> [What is asked]
Which lines hold the word "более"? Copy each of them from the material.

## Start

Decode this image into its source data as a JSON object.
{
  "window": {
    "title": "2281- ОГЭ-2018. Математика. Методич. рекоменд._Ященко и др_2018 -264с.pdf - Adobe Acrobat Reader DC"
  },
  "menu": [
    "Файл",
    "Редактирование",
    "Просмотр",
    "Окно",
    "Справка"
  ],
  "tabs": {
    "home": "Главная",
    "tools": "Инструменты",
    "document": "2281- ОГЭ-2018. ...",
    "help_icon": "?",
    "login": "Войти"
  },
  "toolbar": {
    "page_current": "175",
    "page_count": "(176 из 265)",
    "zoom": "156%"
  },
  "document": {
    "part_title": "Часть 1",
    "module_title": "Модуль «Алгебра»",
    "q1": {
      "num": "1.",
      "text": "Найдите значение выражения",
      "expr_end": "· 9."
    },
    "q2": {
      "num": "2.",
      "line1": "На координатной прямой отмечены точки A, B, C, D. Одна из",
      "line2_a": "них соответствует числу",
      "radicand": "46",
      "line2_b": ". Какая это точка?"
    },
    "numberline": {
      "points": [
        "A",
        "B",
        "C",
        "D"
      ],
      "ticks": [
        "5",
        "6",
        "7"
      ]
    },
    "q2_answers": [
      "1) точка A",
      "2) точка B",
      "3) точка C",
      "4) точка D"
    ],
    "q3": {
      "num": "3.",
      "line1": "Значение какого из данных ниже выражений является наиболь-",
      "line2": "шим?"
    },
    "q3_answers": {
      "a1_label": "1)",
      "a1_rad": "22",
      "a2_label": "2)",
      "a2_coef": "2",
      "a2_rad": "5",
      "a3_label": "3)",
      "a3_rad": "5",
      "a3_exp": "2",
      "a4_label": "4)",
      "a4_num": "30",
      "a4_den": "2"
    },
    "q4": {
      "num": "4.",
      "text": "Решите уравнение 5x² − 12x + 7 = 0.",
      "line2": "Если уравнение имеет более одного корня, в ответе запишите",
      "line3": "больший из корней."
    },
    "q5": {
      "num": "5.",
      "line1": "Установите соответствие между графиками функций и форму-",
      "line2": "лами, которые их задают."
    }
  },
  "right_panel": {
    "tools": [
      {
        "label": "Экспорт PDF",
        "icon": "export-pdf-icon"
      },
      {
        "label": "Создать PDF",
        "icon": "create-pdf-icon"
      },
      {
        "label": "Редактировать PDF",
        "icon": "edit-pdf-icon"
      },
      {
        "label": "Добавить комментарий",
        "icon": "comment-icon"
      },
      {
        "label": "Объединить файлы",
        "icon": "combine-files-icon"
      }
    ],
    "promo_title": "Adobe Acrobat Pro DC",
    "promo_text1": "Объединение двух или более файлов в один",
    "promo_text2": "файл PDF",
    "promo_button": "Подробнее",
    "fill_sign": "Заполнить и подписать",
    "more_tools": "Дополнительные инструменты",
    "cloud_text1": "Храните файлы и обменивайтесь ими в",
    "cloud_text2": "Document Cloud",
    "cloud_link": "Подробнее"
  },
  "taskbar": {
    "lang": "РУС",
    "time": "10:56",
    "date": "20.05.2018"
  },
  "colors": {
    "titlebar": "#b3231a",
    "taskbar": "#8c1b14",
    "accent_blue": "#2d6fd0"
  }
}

## End

> [Result below]
      "line2": "Если уравнение имеет более одного корня, в ответе запишите",
    "promo_text1": "Объединение двух или более файлов в один",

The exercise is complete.